▶ _RECORD LIST_
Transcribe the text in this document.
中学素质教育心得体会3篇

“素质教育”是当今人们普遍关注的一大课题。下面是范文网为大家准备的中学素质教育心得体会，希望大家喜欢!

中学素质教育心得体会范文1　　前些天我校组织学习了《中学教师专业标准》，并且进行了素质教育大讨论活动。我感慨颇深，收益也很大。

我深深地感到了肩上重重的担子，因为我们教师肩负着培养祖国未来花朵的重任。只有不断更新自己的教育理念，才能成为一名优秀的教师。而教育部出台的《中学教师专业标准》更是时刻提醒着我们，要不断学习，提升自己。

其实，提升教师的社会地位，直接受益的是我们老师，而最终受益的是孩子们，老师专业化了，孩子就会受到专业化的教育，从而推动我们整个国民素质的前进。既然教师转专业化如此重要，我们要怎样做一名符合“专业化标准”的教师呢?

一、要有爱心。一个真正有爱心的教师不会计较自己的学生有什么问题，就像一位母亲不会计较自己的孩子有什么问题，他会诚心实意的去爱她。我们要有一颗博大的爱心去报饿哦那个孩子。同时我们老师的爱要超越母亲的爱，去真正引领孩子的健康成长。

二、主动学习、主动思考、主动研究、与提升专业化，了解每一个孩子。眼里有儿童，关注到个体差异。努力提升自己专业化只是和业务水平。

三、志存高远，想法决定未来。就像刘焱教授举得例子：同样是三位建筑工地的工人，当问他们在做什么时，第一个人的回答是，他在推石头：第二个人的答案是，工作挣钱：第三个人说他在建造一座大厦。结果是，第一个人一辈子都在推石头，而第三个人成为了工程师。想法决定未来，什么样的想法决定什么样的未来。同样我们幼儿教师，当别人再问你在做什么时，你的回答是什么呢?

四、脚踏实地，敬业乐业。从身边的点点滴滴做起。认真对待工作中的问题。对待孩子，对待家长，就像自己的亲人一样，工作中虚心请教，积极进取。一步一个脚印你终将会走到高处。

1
==
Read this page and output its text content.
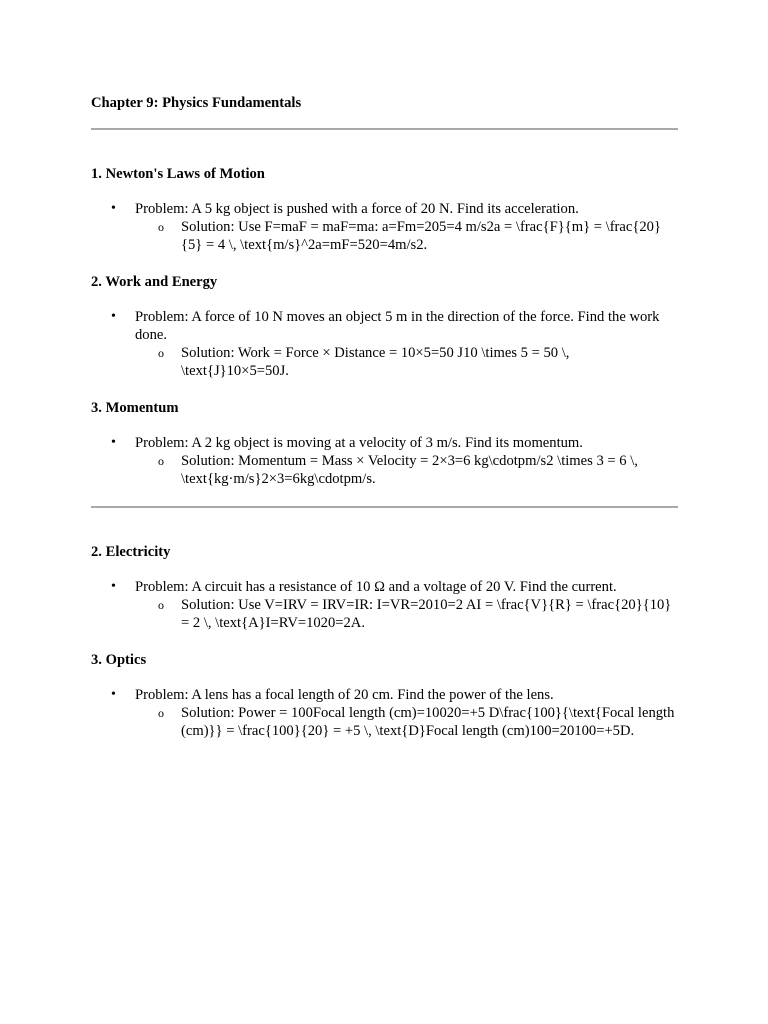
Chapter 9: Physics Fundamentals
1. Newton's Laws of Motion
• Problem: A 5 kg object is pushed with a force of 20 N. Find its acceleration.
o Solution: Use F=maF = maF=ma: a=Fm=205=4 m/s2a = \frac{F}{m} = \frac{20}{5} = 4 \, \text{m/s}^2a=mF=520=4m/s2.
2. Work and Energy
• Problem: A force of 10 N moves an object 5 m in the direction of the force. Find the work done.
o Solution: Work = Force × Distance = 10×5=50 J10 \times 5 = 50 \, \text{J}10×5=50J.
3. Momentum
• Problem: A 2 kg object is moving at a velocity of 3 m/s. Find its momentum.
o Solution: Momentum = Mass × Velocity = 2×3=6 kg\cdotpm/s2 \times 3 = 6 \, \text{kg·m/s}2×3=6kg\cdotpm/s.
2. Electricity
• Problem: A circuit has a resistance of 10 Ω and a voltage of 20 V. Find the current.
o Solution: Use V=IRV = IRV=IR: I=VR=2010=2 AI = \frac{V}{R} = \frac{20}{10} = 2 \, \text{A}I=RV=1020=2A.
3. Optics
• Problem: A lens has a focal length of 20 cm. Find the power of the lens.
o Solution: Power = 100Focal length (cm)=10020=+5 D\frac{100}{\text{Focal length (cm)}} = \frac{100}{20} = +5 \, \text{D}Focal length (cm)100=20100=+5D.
* * *
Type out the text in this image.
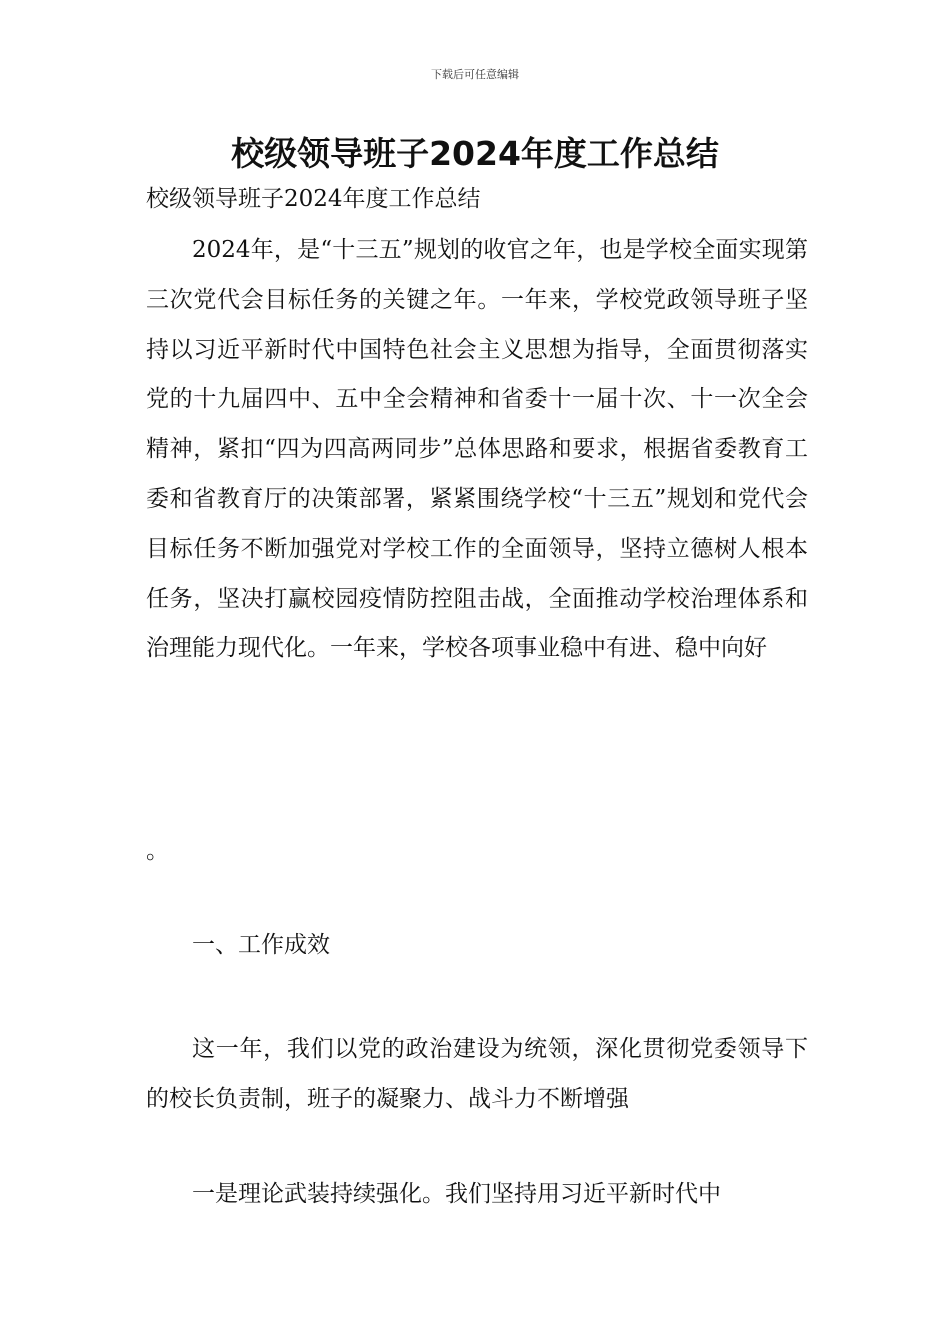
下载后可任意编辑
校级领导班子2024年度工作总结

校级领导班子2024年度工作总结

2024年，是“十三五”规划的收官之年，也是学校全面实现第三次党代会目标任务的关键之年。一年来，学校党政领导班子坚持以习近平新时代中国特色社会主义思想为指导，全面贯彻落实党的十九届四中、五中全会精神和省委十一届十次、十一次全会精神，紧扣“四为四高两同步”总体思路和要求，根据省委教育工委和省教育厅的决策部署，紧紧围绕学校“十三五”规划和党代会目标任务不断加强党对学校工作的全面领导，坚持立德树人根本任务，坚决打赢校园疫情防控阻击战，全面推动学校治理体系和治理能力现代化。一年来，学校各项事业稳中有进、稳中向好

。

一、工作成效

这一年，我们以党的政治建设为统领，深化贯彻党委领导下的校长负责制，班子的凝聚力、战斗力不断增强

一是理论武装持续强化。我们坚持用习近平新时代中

▶ _GIVEN INSTRUCTION_
Search the entries for "this" and copy out each line that has it.

▶ _FULL ANSWER_
Transcribe the text in this document.
Read this page and output its text content.
Type out the text in this image.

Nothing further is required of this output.